[A run of records]
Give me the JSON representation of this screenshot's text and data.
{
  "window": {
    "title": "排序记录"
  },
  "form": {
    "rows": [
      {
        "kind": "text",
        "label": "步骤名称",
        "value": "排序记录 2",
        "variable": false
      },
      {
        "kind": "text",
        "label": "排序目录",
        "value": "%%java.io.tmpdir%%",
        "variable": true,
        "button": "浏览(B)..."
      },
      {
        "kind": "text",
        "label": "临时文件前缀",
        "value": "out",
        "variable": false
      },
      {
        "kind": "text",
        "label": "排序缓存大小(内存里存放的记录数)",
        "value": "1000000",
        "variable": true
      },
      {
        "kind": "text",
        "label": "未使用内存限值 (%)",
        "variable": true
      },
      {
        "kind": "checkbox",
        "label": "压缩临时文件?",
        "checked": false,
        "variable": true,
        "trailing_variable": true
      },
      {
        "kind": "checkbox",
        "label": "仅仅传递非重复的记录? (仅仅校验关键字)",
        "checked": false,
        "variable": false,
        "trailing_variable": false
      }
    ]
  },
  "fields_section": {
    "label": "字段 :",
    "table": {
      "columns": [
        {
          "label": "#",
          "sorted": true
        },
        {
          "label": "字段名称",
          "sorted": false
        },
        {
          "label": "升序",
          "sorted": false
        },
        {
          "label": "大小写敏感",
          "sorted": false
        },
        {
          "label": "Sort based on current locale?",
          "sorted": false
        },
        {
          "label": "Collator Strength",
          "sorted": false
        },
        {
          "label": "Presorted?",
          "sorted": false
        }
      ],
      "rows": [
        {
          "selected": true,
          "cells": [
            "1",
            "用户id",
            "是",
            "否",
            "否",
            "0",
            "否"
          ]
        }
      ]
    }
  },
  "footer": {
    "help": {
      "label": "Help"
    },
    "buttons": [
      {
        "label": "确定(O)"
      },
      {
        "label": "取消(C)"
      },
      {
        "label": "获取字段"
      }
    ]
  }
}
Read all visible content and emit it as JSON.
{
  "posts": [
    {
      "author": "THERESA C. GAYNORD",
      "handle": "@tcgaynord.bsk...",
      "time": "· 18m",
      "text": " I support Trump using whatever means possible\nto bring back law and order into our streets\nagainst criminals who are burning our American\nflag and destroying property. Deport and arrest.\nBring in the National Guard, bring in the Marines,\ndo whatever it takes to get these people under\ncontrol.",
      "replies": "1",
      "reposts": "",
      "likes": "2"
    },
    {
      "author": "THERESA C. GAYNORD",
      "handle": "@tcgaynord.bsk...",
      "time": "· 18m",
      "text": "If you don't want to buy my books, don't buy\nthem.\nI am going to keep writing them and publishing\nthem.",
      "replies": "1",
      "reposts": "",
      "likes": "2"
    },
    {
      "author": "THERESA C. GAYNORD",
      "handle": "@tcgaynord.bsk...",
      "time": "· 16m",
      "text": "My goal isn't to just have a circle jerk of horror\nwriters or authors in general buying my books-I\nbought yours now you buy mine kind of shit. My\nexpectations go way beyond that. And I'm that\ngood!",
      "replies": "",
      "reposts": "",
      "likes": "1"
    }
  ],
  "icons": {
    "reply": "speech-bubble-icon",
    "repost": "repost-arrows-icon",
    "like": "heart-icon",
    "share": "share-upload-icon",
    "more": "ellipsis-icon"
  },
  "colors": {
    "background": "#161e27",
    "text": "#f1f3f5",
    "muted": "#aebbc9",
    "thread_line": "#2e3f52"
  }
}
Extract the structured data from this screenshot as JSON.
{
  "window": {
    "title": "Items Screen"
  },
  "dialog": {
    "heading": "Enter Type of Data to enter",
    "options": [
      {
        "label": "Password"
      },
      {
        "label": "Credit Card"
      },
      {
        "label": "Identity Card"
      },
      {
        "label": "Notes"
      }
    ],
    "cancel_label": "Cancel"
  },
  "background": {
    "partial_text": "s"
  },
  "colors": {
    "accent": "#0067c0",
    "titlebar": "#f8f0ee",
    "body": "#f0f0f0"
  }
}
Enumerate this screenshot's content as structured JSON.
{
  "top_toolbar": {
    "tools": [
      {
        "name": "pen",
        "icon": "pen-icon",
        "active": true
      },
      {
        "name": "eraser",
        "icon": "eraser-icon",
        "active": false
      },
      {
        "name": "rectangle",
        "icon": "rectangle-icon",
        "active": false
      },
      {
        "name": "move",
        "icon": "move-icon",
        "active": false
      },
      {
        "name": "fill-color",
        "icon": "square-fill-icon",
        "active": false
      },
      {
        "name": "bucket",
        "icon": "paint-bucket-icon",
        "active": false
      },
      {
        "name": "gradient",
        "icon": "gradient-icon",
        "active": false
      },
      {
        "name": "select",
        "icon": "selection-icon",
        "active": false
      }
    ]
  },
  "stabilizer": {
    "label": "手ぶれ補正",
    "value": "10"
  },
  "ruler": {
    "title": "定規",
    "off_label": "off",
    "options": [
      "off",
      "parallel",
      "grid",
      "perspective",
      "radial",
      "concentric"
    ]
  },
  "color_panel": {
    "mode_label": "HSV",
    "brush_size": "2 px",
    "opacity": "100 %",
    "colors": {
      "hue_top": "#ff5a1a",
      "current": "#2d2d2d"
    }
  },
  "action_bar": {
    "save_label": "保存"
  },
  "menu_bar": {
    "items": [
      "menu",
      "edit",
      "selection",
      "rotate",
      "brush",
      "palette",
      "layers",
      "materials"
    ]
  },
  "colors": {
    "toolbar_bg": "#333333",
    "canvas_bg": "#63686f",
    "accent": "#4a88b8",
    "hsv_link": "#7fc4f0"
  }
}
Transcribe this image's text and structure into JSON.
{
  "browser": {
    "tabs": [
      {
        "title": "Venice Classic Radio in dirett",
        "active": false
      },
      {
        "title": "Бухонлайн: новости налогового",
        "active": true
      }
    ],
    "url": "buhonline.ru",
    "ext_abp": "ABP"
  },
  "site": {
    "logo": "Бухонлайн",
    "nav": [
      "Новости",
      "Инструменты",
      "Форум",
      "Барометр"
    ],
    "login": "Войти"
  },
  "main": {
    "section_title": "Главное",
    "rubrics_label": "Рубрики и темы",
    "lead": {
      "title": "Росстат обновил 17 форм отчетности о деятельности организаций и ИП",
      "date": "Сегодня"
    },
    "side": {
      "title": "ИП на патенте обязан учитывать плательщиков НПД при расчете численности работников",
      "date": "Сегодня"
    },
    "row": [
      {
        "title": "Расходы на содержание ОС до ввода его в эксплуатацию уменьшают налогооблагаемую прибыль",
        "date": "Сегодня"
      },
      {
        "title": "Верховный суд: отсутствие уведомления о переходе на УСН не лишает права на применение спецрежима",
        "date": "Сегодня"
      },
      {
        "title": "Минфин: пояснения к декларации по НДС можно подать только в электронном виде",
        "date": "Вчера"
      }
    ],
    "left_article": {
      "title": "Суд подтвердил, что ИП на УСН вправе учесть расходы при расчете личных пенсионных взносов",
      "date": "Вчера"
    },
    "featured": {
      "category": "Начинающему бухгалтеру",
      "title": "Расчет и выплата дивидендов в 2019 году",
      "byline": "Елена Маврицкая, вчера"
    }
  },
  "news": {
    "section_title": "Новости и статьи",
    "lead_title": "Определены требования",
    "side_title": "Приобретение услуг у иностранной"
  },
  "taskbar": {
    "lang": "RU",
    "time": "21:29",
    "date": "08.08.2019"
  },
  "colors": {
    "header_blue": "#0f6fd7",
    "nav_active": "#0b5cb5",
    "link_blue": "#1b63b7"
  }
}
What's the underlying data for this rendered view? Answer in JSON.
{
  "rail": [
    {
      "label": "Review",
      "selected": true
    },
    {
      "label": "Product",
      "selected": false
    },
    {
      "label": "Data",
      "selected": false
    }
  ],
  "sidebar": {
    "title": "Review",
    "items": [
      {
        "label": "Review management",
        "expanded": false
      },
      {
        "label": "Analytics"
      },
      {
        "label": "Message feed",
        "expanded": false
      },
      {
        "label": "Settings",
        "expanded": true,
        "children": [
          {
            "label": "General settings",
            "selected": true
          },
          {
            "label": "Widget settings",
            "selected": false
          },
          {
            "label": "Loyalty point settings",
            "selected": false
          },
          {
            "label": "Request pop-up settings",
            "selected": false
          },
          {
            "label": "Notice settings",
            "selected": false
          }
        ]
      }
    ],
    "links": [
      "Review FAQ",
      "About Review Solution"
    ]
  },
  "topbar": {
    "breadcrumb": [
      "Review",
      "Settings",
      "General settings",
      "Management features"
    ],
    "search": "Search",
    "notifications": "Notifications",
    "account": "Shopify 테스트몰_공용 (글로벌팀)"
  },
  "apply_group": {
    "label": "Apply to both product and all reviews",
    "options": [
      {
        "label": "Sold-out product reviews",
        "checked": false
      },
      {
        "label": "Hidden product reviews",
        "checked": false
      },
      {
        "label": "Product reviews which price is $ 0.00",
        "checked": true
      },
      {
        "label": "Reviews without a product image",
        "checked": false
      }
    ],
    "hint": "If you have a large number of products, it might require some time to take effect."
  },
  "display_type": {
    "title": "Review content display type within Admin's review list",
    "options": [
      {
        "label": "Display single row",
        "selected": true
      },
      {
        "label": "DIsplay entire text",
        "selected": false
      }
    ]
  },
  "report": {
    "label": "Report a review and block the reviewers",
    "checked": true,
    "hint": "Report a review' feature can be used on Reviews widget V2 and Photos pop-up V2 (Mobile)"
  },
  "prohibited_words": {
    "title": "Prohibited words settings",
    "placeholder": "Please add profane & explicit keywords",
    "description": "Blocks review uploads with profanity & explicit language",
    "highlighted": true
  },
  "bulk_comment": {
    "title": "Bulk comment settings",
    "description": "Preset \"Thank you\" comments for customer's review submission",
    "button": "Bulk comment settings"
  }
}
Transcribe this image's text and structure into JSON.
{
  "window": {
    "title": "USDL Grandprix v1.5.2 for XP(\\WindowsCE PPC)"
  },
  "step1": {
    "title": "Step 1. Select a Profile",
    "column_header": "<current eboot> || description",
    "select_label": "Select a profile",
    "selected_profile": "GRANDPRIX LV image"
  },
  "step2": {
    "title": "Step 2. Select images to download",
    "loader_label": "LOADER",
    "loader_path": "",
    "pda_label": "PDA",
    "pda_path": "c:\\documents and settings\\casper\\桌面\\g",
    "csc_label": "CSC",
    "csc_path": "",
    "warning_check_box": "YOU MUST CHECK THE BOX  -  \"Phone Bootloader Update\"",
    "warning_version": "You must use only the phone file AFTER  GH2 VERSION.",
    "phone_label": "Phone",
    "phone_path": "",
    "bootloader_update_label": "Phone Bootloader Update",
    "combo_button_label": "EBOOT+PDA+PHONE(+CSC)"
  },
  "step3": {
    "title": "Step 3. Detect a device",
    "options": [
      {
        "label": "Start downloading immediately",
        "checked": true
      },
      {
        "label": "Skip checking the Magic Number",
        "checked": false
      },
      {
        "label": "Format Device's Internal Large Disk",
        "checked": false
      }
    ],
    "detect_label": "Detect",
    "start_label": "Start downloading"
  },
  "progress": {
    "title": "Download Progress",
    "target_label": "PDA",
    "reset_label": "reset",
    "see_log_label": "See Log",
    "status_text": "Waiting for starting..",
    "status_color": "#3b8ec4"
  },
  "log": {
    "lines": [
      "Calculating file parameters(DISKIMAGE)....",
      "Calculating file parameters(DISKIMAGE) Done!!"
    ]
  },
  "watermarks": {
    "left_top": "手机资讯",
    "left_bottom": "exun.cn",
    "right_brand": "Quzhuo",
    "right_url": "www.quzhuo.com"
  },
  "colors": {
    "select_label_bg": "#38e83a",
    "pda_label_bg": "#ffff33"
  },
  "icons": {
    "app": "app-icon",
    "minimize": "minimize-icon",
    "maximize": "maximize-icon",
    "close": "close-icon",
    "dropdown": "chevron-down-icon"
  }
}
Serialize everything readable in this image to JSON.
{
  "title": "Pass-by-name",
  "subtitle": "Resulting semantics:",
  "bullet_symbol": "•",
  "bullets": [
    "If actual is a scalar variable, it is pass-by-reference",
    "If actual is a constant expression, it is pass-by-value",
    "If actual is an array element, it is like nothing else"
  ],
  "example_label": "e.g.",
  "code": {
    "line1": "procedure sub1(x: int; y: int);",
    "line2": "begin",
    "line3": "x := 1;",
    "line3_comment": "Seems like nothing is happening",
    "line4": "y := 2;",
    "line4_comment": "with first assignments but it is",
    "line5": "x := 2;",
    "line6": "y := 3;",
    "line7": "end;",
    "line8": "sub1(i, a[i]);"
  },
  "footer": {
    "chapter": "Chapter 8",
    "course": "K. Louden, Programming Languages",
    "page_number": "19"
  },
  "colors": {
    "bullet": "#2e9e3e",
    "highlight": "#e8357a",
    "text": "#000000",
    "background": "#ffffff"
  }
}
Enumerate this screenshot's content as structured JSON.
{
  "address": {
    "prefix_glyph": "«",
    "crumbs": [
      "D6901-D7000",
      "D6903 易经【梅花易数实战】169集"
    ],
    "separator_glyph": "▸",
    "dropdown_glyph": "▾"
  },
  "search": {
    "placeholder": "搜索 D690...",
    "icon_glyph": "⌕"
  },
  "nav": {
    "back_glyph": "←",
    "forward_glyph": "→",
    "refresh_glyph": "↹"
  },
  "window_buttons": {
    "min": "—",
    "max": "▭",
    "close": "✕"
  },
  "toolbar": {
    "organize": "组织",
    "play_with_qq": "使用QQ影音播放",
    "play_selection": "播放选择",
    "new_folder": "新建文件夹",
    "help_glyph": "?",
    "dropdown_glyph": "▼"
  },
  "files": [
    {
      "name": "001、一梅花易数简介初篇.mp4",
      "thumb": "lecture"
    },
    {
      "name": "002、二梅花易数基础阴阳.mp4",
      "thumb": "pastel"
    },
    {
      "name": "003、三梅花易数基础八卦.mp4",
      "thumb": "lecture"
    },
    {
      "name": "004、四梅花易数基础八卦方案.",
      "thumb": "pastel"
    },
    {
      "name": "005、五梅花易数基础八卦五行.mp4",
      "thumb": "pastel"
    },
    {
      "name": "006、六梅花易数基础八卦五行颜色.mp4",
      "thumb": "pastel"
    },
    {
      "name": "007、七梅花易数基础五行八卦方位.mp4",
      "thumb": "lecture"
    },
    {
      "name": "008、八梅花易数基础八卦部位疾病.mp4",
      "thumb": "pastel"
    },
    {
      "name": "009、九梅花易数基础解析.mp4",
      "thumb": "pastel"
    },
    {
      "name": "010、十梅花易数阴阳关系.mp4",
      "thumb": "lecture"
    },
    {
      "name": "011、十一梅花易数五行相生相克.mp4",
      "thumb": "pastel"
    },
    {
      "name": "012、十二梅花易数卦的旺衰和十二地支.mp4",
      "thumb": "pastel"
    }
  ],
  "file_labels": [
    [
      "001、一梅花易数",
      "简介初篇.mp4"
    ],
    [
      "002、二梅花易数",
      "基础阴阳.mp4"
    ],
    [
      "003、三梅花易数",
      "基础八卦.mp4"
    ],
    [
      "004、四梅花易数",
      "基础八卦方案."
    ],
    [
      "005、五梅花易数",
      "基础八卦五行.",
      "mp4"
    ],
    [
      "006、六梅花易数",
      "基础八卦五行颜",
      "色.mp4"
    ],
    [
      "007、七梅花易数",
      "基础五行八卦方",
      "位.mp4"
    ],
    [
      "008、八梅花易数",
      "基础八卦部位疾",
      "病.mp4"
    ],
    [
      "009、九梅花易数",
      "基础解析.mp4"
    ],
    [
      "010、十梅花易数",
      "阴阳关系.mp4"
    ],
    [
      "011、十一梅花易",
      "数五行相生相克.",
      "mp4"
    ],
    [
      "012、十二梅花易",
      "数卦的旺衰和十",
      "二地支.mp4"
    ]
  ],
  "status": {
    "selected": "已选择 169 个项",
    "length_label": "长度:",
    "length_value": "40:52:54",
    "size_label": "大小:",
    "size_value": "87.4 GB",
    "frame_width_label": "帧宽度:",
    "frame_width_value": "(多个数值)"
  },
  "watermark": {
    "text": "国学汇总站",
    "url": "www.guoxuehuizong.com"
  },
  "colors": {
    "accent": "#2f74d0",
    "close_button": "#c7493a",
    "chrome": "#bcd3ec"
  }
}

__GIVEN TASK__
For each line in the data above that contains the string "placeholder", extract the line.

__TASK RESULT__
    "placeholder": "Please add profane & explicit keywords",
    "placeholder": "搜索 D690...",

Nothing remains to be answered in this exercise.